### Exercise requirements
Pull each line containing "Incluye" out of the data and copy it.
:::::
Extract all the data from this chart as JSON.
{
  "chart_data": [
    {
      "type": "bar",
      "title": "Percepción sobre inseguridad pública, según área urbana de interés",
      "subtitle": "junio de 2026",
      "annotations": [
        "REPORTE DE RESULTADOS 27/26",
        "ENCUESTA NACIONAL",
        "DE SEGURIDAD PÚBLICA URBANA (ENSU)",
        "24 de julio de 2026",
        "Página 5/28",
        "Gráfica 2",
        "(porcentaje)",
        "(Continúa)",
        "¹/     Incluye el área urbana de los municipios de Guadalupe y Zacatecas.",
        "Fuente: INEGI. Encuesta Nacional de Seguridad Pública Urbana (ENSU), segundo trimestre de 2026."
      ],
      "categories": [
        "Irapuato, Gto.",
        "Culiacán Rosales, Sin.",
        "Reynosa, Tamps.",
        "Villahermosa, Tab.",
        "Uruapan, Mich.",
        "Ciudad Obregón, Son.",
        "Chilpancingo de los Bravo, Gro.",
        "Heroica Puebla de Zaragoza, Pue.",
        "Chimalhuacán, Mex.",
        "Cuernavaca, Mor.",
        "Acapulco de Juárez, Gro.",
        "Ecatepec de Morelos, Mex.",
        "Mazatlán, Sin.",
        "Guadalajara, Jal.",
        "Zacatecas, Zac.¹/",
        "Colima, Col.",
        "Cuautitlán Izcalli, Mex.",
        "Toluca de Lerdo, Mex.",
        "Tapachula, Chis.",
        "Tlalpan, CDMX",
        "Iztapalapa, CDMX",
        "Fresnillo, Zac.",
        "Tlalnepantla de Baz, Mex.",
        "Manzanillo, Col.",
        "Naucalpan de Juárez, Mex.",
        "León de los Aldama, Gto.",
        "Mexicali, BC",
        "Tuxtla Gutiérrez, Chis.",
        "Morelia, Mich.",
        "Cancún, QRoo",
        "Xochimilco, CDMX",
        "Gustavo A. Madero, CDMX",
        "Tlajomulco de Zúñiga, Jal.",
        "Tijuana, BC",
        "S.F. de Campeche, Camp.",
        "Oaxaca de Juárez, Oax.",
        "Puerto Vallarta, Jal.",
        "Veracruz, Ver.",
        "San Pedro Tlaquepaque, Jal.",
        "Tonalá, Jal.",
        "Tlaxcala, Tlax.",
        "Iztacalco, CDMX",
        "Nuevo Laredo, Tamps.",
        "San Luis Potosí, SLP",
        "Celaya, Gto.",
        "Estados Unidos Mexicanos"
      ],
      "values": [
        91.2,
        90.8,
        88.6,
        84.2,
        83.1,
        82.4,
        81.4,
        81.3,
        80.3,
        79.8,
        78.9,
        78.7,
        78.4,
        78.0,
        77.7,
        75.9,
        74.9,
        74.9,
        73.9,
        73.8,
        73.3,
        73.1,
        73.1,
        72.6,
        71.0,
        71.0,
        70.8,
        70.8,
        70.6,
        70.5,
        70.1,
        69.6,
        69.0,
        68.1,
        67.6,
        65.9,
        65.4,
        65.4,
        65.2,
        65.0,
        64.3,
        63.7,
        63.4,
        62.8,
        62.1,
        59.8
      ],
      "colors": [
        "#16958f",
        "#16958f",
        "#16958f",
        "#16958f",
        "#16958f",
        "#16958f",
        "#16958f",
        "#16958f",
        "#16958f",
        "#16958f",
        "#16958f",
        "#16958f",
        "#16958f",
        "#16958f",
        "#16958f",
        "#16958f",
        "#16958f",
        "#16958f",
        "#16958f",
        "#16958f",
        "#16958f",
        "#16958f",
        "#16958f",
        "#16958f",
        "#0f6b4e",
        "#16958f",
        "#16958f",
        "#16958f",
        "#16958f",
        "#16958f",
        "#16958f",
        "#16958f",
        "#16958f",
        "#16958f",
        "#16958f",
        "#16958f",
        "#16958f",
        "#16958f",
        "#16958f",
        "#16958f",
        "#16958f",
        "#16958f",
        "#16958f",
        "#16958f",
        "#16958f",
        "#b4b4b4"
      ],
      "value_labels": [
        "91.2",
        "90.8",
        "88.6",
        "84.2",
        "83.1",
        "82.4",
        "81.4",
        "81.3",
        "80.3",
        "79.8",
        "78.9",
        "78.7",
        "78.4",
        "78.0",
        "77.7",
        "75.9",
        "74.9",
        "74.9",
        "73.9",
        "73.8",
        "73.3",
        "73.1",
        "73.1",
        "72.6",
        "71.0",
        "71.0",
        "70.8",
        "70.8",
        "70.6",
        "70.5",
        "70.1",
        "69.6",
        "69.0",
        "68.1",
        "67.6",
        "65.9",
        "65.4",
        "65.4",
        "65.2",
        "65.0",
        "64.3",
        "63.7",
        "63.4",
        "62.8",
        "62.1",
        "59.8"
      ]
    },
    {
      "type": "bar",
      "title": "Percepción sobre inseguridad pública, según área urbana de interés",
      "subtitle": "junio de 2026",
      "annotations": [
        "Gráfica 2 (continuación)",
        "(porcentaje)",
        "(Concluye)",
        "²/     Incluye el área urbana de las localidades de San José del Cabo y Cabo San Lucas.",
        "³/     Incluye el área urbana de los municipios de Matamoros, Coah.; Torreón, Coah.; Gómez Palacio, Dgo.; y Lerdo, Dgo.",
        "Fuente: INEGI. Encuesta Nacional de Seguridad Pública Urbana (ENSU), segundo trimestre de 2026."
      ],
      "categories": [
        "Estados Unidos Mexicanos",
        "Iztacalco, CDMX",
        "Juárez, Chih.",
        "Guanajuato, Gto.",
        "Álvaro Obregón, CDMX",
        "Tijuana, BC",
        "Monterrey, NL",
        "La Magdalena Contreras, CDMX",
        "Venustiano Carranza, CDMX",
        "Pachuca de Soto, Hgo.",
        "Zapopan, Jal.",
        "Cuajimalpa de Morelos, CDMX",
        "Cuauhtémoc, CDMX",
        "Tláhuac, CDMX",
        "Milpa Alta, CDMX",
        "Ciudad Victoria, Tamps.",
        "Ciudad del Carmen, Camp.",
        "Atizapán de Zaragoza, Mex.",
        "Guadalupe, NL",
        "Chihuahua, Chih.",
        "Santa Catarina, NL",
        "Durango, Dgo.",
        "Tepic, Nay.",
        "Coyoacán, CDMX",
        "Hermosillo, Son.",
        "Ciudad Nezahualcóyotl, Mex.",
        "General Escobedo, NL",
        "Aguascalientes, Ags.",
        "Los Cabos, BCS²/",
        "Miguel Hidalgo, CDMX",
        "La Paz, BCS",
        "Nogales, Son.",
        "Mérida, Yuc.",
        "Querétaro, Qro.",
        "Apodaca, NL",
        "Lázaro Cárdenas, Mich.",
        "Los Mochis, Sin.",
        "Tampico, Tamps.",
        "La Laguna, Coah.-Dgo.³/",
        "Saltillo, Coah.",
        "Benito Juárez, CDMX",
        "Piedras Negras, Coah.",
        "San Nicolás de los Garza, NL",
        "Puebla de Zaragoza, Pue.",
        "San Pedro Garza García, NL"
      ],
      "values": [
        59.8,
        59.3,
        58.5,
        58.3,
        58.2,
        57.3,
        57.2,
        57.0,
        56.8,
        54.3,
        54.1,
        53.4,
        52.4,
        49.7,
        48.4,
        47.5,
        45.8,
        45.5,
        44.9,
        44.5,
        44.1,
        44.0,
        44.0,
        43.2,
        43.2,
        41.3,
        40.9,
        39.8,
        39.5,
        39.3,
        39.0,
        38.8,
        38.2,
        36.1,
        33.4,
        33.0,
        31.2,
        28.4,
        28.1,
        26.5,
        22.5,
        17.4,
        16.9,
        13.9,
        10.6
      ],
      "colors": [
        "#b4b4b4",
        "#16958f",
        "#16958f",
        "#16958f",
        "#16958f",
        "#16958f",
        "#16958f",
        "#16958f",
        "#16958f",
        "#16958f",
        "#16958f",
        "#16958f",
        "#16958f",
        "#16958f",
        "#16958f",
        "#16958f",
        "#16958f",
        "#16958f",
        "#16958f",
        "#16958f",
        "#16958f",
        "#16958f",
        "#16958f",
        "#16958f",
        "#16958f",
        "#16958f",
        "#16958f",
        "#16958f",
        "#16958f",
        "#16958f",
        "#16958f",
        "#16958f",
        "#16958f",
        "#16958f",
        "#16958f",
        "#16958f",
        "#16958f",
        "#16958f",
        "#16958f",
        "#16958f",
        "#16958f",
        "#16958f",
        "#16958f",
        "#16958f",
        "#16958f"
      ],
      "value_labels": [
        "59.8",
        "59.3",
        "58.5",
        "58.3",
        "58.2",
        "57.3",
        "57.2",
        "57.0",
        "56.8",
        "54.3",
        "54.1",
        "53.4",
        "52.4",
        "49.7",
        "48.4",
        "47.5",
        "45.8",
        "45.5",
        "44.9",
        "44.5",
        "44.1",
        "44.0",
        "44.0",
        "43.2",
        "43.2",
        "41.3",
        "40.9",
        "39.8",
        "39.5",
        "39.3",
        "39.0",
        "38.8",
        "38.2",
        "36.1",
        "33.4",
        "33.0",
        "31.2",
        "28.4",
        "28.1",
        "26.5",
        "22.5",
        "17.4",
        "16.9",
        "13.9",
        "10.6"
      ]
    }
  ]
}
:::::
### Final result
        "¹/     Incluye el área urbana de los municipios de Guadalupe y Zacatecas.",
        "²/     Incluye el área urbana de las localidades de San José del Cabo y Cabo San Lucas.",
        "³/     Incluye el área urbana de los municipios de Matamoros, Coah.; Torreón, Coah.; Gómez Palacio, Dgo.; y Lerdo, Dgo.",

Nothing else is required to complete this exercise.